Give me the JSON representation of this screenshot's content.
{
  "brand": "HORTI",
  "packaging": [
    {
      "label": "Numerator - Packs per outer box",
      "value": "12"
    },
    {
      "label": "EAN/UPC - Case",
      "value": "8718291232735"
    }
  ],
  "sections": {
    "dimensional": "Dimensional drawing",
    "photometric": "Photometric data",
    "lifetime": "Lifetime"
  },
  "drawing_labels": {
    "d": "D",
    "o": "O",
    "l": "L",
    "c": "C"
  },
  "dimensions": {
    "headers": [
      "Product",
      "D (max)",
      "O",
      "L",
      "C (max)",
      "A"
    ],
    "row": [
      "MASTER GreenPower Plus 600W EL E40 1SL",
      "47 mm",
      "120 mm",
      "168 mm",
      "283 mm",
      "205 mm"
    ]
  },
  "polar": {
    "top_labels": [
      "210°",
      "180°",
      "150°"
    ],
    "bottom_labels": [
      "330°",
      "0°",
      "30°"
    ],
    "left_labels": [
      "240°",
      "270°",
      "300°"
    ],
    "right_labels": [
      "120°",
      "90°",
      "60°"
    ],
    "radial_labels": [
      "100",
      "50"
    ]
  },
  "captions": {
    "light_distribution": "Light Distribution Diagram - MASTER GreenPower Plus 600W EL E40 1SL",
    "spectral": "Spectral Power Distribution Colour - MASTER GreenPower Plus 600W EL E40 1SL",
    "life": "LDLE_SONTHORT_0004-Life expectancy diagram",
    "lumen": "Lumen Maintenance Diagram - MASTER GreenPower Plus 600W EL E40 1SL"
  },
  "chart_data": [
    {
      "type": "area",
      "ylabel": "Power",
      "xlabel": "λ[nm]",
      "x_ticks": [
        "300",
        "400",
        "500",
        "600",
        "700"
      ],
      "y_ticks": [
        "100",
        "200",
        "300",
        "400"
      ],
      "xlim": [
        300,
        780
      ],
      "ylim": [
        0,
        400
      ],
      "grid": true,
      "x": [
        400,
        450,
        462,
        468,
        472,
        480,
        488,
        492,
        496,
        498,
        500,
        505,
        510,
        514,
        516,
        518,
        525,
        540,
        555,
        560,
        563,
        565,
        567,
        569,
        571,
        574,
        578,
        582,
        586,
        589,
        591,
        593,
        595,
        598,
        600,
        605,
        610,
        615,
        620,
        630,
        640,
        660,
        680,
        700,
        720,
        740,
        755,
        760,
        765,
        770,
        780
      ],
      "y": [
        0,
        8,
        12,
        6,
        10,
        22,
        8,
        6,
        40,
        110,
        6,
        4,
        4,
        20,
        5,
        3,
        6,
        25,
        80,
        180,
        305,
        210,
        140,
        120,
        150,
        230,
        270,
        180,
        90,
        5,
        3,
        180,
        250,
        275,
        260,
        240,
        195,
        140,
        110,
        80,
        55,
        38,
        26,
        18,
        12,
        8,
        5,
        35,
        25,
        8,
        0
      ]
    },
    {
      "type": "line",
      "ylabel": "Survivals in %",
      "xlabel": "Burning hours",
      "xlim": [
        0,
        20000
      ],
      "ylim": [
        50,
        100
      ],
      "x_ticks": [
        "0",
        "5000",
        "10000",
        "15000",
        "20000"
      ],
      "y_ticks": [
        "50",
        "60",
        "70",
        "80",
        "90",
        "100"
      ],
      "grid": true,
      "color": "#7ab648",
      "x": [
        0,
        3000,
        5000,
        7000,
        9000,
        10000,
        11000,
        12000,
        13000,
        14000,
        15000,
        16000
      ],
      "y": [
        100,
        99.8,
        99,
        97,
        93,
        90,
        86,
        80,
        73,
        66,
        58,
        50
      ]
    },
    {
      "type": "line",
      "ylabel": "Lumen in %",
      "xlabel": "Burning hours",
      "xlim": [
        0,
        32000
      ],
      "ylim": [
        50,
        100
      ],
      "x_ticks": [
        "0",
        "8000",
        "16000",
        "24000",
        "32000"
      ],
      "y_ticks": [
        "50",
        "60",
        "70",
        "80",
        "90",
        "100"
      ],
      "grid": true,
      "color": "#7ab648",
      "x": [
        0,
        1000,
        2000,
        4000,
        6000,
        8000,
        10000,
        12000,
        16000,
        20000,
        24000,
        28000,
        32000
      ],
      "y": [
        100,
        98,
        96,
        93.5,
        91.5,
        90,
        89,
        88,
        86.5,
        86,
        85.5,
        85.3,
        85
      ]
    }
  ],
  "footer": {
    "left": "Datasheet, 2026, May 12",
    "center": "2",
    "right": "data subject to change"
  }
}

==================================================

### Instructions to follow
Write the data out again in full and exactly.

### Final answer
Give me the JSON representation of this screenshot's content.
{
  "brand": "HORTI",
  "packaging": [
    {
      "label": "Numerator - Packs per outer box",
      "value": "12"
    },
    {
      "label": "EAN/UPC - Case",
      "value": "8718291232735"
    }
  ],
  "sections": {
    "dimensional": "Dimensional drawing",
    "photometric": "Photometric data",
    "lifetime": "Lifetime"
  },
  "drawing_labels": {
    "d": "D",
    "o": "O",
    "l": "L",
    "c": "C"
  },
  "dimensions": {
    "headers": [
      "Product",
      "D (max)",
      "O",
      "L",
      "C (max)",
      "A"
    ],
    "row": [
      "MASTER GreenPower Plus 600W EL E40 1SL",
      "47 mm",
      "120 mm",
      "168 mm",
      "283 mm",
      "205 mm"
    ]
  },
  "polar": {
    "top_labels": [
      "210°",
      "180°",
      "150°"
    ],
    "bottom_labels": [
      "330°",
      "0°",
      "30°"
    ],
    "left_labels": [
      "240°",
      "270°",
      "300°"
    ],
    "right_labels": [
      "120°",
      "90°",
      "60°"
    ],
    "radial_labels": [
      "100",
      "50"
    ]
  },
  "captions": {
    "light_distribution": "Light Distribution Diagram - MASTER GreenPower Plus 600W EL E40 1SL",
    "spectral": "Spectral Power Distribution Colour - MASTER GreenPower Plus 600W EL E40 1SL",
    "life": "LDLE_SONTHORT_0004-Life expectancy diagram",
    "lumen": "Lumen Maintenance Diagram - MASTER GreenPower Plus 600W EL E40 1SL"
  },
  "chart_data": [
    {
      "type": "area",
      "ylabel": "Power",
      "xlabel": "λ[nm]",
      "x_ticks": [
        "300",
        "400",
        "500",
        "600",
        "700"
      ],
      "y_ticks": [
        "100",
        "200",
        "300",
        "400"
      ],
      "xlim": [
        300,
        780
      ],
      "ylim": [
        0,
        400
      ],
      "grid": true,
      "x": [
        400,
        450,
        462,
        468,
        472,
        480,
        488,
        492,
        496,
        498,
        500,
        505,
        510,
        514,
        516,
        518,
        525,
        540,
        555,
        560,
        563,
        565,
        567,
        569,
        571,
        574,
        578,
        582,
        586,
        589,
        591,
        593,
        595,
        598,
        600,
        605,
        610,
        615,
        620,
        630,
        640,
        660,
        680,
        700,
        720,
        740,
        755,
        760,
        765,
        770,
        780
      ],
      "y": [
        0,
        8,
        12,
        6,
        10,
        22,
        8,
        6,
        40,
        110,
        6,
        4,
        4,
        20,
        5,
        3,
        6,
        25,
        80,
        180,
        305,
        210,
        140,
        120,
        150,
        230,
        270,
        180,
        90,
        5,
        3,
        180,
        250,
        275,
        260,
        240,
        195,
        140,
        110,
        80,
        55,
        38,
        26,
        18,
        12,
        8,
        5,
        35,
        25,
        8,
        0
      ]
    },
    {
      "type": "line",
      "ylabel": "Survivals in %",
      "xlabel": "Burning hours",
      "xlim": [
        0,
        20000
      ],
      "ylim": [
        50,
        100
      ],
      "x_ticks": [
        "0",
        "5000",
        "10000",
        "15000",
        "20000"
      ],
      "y_ticks": [
        "50",
        "60",
        "70",
        "80",
        "90",
        "100"
      ],
      "grid": true,
      "color": "#7ab648",
      "x": [
        0,
        3000,
        5000,
        7000,
        9000,
        10000,
        11000,
        12000,
        13000,
        14000,
        15000,
        16000
      ],
      "y": [
        100,
        99.8,
        99,
        97,
        93,
        90,
        86,
        80,
        73,
        66,
        58,
        50
      ]
    },
    {
      "type": "line",
      "ylabel": "Lumen in %",
      "xlabel": "Burning hours",
      "xlim": [
        0,
        32000
      ],
      "ylim": [
        50,
        100
      ],
      "x_ticks": [
        "0",
        "8000",
        "16000",
        "24000",
        "32000"
      ],
      "y_ticks": [
        "50",
        "60",
        "70",
        "80",
        "90",
        "100"
      ],
      "grid": true,
      "color": "#7ab648",
      "x": [
        0,
        1000,
        2000,
        4000,
        6000,
        8000,
        10000,
        12000,
        16000,
        20000,
        24000,
        28000,
        32000
      ],
      "y": [
        100,
        98,
        96,
        93.5,
        91.5,
        90,
        89,
        88,
        86.5,
        86,
        85.5,
        85.3,
        85
      ]
    }
  ],
  "footer": {
    "left": "Datasheet, 2026, May 12",
    "center": "2",
    "right": "data subject to change"
  }
}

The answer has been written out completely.